# AIM OF THE EXERCISE:
Locate every line in the data below that contains the string "retaining" and copy each of those lines. Treat uppercase and lowercase letters as different when matching.

*** MATERIAL ***

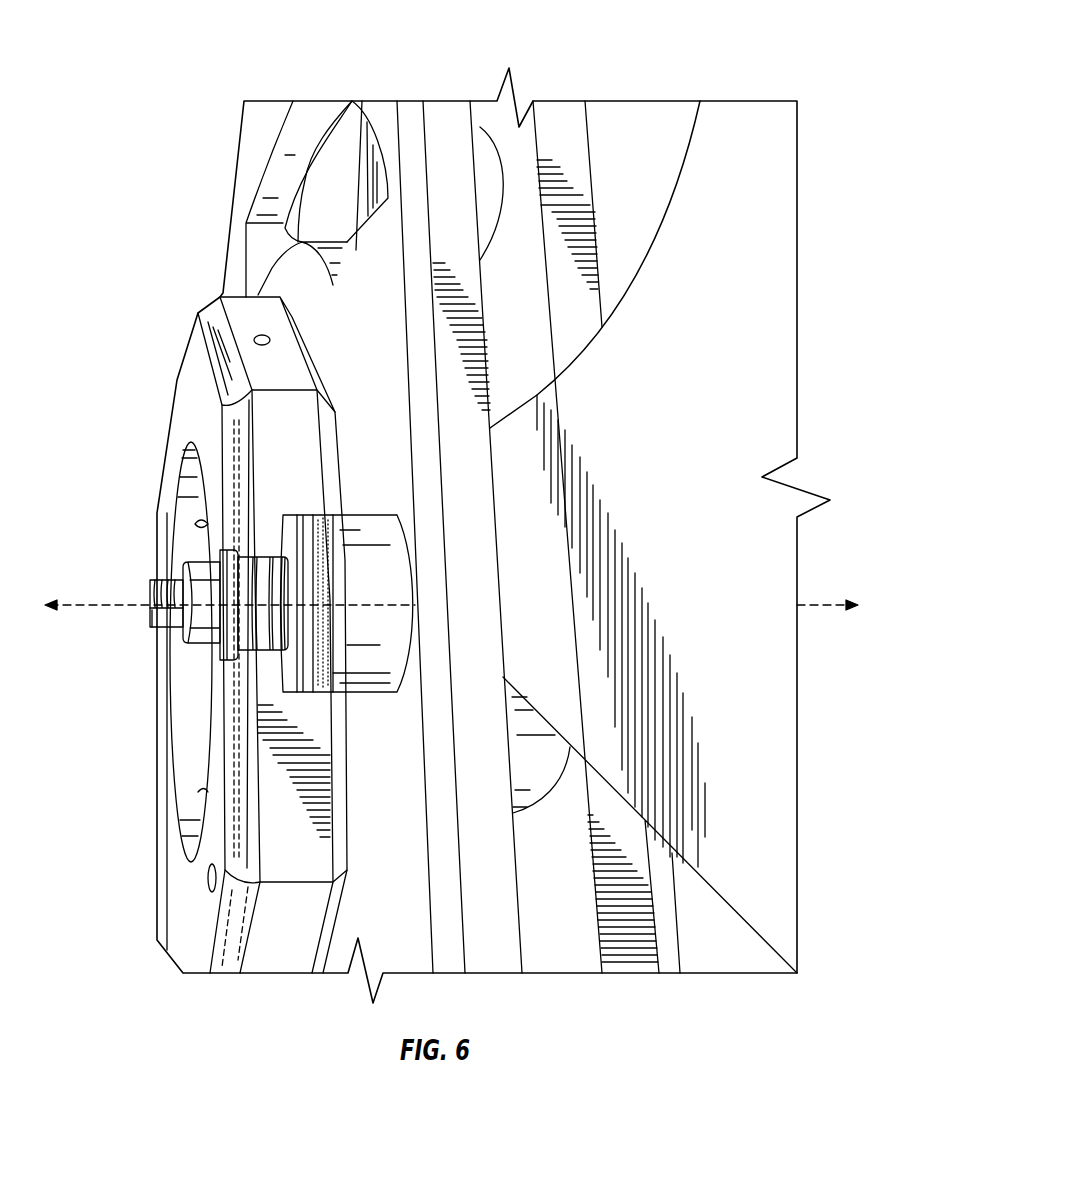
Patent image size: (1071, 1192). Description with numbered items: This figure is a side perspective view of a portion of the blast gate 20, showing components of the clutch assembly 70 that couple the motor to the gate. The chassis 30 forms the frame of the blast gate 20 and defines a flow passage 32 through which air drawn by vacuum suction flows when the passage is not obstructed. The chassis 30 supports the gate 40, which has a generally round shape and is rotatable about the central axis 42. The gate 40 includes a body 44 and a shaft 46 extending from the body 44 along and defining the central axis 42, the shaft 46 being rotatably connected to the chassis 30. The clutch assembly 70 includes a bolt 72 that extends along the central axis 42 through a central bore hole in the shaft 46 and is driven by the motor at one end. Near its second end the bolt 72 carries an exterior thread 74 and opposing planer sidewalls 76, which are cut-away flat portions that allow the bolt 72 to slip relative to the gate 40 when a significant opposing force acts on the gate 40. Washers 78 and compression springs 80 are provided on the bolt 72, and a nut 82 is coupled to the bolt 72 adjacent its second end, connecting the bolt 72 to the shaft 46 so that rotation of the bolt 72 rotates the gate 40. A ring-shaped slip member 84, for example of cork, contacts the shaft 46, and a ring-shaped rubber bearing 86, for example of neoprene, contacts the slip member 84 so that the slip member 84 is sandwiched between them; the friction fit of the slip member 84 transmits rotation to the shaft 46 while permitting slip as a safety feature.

The blast gate 20 is at (728, 50).
The chassis 30 is at (272, 99).
The gate 40 is at (767, 343).
The body 44 is at (770, 650).
The central axis 42 is at (98, 603).
The flow passage 32 is at (193, 752).
The clutch assembly 70 is at (181, 549).
The bolt 72 is at (139, 576).
The exterior thread 74 is at (155, 582).
The planer sidewalls 76 is at (150, 616).
The nut 82 is at (203, 625).
The washer 78 is at (268, 537).
The spring 80 is at (252, 650).
The slip member 84 is at (263, 655).
The rubber bearing 86 is at (287, 740).
The shaft 46 is at (378, 690).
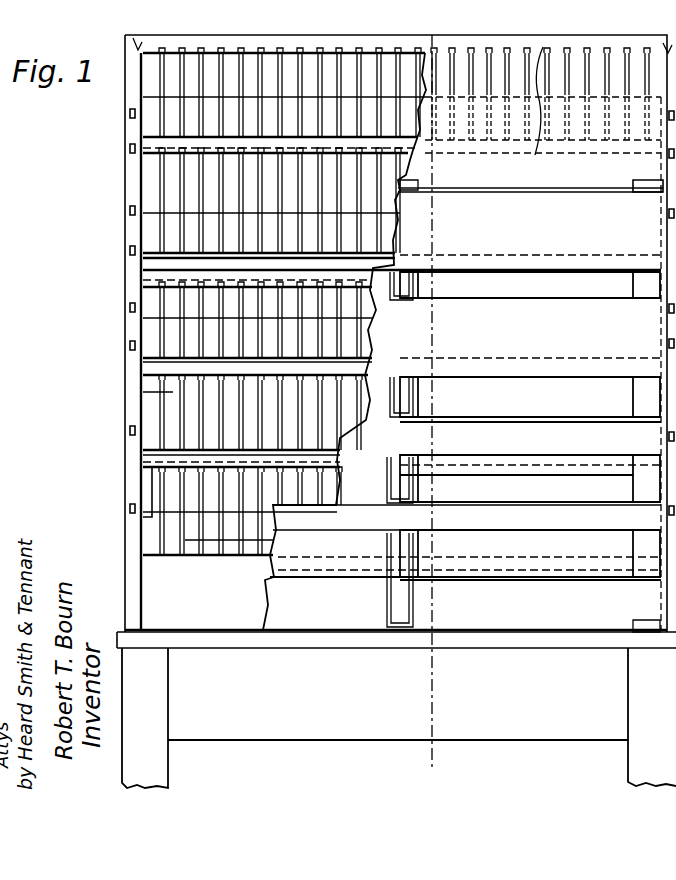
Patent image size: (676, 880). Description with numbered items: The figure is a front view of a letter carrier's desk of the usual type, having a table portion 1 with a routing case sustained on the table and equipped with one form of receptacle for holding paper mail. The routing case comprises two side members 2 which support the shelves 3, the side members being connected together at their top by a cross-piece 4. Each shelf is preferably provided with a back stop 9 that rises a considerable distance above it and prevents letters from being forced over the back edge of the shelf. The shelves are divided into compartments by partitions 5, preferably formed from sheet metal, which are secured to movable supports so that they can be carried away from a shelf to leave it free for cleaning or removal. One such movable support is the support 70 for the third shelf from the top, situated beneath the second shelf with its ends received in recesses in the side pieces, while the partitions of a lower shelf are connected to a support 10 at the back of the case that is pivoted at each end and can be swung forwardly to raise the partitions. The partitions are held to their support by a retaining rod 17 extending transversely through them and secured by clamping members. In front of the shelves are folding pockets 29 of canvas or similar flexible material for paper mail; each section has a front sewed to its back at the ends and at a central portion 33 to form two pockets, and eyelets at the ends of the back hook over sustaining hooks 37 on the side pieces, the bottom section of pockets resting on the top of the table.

The table portion 1 is at (112, 633).
The side members 2 is at (448, 33).
The shelves 3 is at (148, 150).
The cross-piece 4 is at (543, 113).
The partitions 5 is at (203, 78).
The back stop 9 is at (176, 116).
The support 10 is at (188, 390).
The retaining rod 17 is at (268, 65).
The pockets 29 is at (497, 660).
The central portion 33 is at (417, 288).
The sustaining hooks 37 is at (130, 250).
The support 70 is at (143, 273).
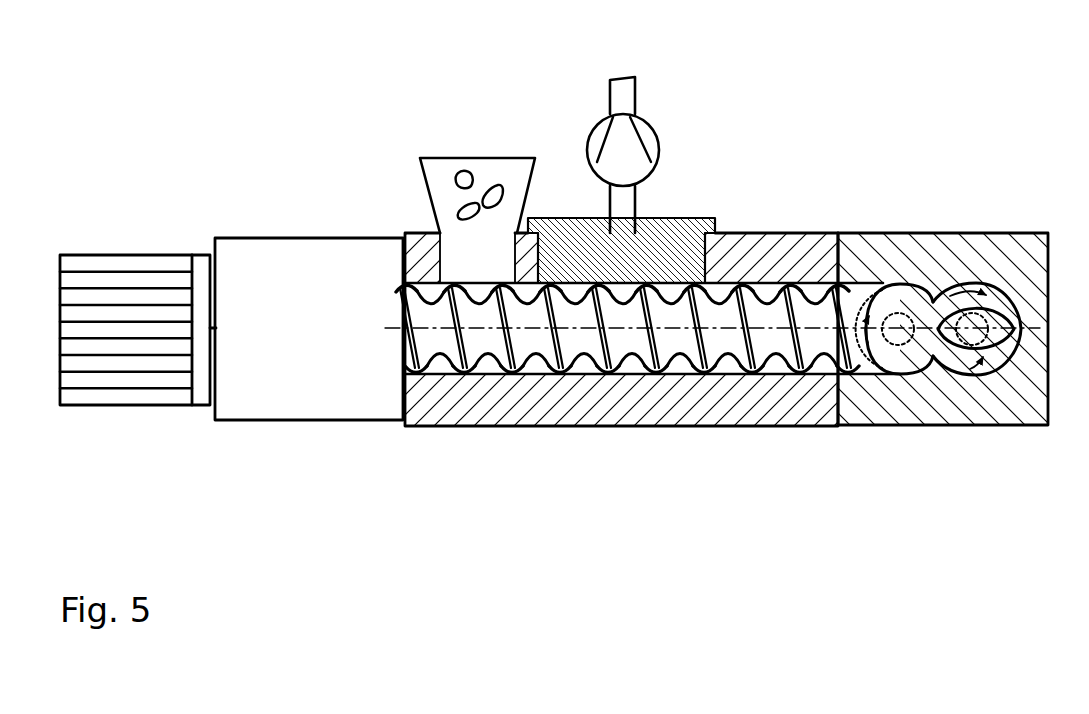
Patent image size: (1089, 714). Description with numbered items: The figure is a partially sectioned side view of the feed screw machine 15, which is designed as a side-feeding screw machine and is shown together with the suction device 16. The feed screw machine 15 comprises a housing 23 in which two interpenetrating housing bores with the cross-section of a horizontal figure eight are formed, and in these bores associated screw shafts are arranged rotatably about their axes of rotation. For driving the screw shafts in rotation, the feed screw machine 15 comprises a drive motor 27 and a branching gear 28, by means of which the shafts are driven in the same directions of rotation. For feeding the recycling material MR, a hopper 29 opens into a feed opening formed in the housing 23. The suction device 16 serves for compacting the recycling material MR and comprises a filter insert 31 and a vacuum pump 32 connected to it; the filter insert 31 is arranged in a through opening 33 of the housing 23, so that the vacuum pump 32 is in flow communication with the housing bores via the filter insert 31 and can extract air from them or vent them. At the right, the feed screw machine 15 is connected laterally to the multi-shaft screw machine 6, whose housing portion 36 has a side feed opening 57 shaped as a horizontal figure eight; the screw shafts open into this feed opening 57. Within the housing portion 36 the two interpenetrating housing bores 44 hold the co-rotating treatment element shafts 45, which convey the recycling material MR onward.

The feed screw machine 15 is at (319, 112).
The drive motor 27 is at (128, 378).
The branching gear 28 is at (317, 405).
The housing 23 is at (560, 413).
The filter insert 31 is at (690, 228).
The hopper 29 is at (442, 197).
The recycling material MR is at (465, 176).
The suction device 16 is at (656, 146).
The vacuum pump 32 is at (645, 132).
The through opening 33 is at (705, 408).
The housing portion 36 is at (933, 242).
The multi-shaft screw machine 6 is at (945, 336).
The feed opening 57 is at (855, 367).
The housing bore 44 is at (993, 292).
The treatment element shaft 45 is at (983, 363).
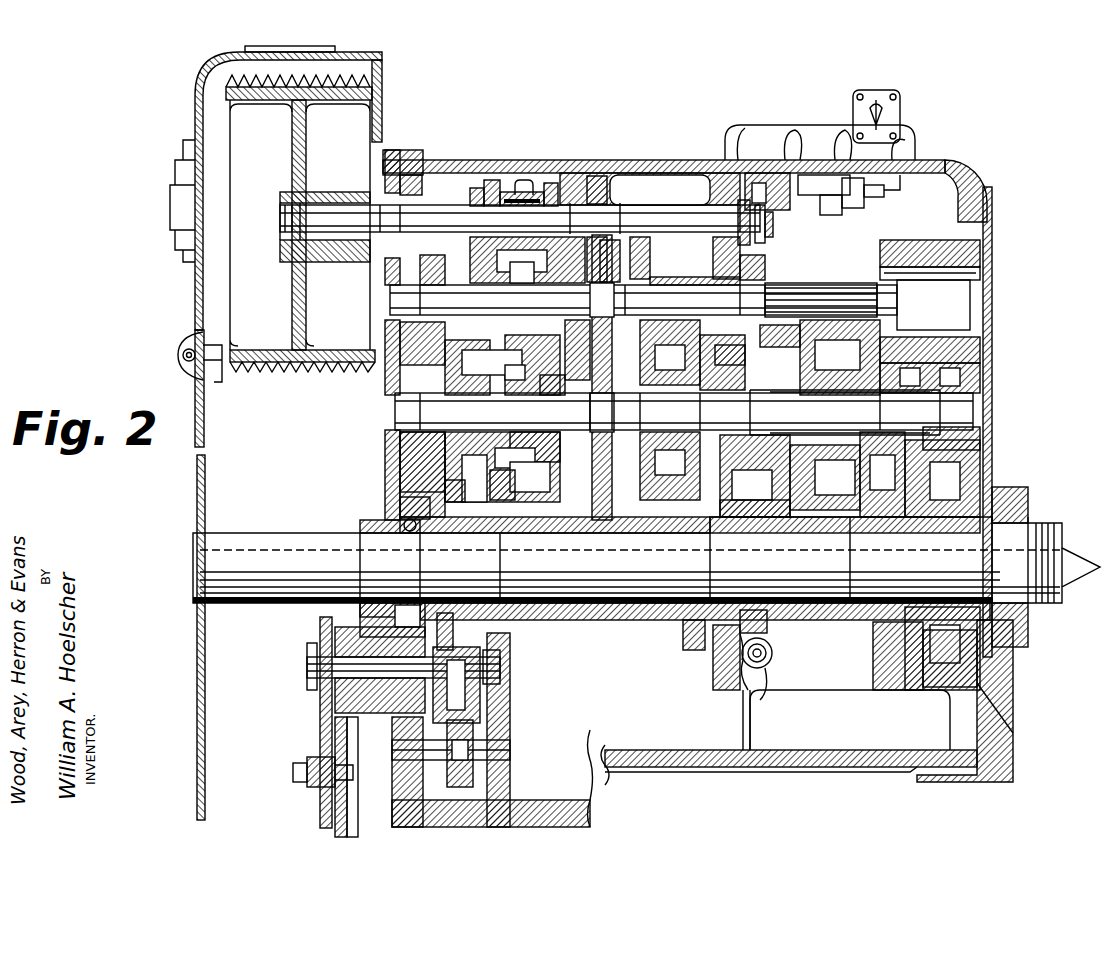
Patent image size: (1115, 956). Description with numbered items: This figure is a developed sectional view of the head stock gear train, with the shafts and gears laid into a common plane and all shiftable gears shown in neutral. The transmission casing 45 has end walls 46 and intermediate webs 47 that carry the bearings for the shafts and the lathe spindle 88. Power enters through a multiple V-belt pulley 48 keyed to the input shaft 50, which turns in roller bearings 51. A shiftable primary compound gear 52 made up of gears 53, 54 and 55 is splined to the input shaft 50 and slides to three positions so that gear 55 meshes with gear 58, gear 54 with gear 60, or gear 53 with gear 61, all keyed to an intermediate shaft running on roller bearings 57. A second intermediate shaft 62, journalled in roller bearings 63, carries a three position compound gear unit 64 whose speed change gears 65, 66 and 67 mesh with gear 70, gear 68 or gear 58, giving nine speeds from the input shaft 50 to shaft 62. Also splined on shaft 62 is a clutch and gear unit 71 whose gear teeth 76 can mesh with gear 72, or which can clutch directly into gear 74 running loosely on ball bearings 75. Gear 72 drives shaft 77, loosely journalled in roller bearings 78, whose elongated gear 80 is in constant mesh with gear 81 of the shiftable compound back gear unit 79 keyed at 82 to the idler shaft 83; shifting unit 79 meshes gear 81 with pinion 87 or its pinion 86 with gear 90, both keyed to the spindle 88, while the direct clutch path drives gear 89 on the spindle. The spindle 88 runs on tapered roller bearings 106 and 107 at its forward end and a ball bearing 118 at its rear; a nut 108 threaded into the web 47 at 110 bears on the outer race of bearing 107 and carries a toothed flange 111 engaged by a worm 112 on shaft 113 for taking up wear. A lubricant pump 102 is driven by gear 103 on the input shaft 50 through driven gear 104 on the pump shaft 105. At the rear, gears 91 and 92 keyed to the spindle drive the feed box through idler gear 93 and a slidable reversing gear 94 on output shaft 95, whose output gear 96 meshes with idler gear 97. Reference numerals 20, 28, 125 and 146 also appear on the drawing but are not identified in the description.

The headstock housing 20 is at (965, 190).
The bearing cap 28 is at (890, 252).
The transmission casing 45 is at (606, 160).
The end walls 46 is at (395, 374).
The intermediate webs 47 is at (592, 489).
The multiple V-belt pulley 48 is at (296, 362).
The input shaft 50 is at (435, 212).
The roller bearings 51 is at (405, 168).
The shiftable primary compound gear 52 is at (525, 190).
The gear 53 is at (551, 181).
The gear 54 is at (492, 178).
The gear 55 is at (476, 186).
The roller bearings 57 is at (630, 262).
The gear 58 is at (470, 248).
The gear 60 is at (447, 262).
The gear 61 is at (572, 360).
The second intermediate shaft 62 is at (395, 412).
The roller bearings 63 is at (398, 452).
The three position compound gear unit 64 is at (512, 475).
The speed change gear 65 is at (730, 364).
The speed change gear 66 is at (498, 490).
The speed change gear 67 is at (448, 486).
The gear 68 is at (512, 352).
The gear 70 is at (554, 380).
The clutch and gear unit 71 is at (648, 455).
The gear 72 is at (660, 368).
The gear 74 is at (676, 482).
The ball bearings 75 is at (735, 360).
The gear teeth 76 is at (650, 478).
The shaft 77 is at (755, 290).
The roller bearings 78 is at (650, 273).
The shiftable compound back gear unit 79 is at (825, 378).
The elongated gear 80 is at (848, 290).
The gear 81 is at (822, 362).
The key 82 is at (840, 415).
The idler shaft 83 is at (895, 400).
The pinion 86 is at (855, 450).
The pinion 87 is at (780, 640).
The lathe spindle 88 is at (645, 600).
The gear 89 is at (690, 652).
The gear 90 is at (905, 692).
The gear 91 is at (440, 620).
The gear 92 is at (452, 635).
The idler gear 93 is at (470, 725).
The slidable reversing gear 94 is at (455, 702).
The output shaft 95 is at (470, 666).
The output gear 96 is at (320, 706).
The idler gear 97 is at (320, 733).
The lubricant pump 102 is at (810, 170).
The gear 103 is at (766, 238).
The driven gear 104 is at (762, 172).
The pump shaft 105 is at (788, 150).
The tapered roller bearing 106 is at (985, 475).
The tapered roller bearing 107 is at (716, 668).
The nut 108 is at (748, 487).
The screw thread 110 is at (748, 690).
The flange 111 is at (772, 656).
The worm 112 is at (775, 665).
The shaft 113 is at (771, 675).
The ball bearing 118 is at (425, 510).
The gear 125 is at (470, 445).
The shifter fork 146 is at (525, 178).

***

# SOLVED EXERCISE:
Patent image size: (676, 880). Description with numbered items: The figure is a front view of a letter carrier's desk of the usual type, having a table portion 1 with a routing case sustained on the table and equipped with one form of receptacle for holding paper mail. The routing case comprises two side members 2 which support the shelves 3, the side members being connected together at their top by a cross-piece 4. Each shelf is preferably provided with a back stop 9 that rises a considerable distance above it and prevents letters from being forced over the back edge of the shelf. The shelves are divided into compartments by partitions 5, preferably formed from sheet metal, which are secured to movable supports so that they can be carried away from a shelf to leave it free for cleaning or removal. One such movable support is the support 70 for the third shelf from the top, situated beneath the second shelf with its ends received in recesses in the side pieces, while the partitions of a lower shelf are connected to a support 10 at the back of the case that is pivoted at each end and can be swung forwardly to raise the partitions. The partitions are held to their support by a retaining rod 17 extending transversely through them and secured by clamping members. In front of the shelves are folding pockets 29 of canvas or similar flexible material for paper mail; each section has a front sewed to its back at the ends and at a central portion 33 to form two pockets, and eyelets at the ends of the back hook over sustaining hooks 37 on the side pieces, the bottom section of pockets resting on the top of the table.
The retaining rod 17 is at (268, 65).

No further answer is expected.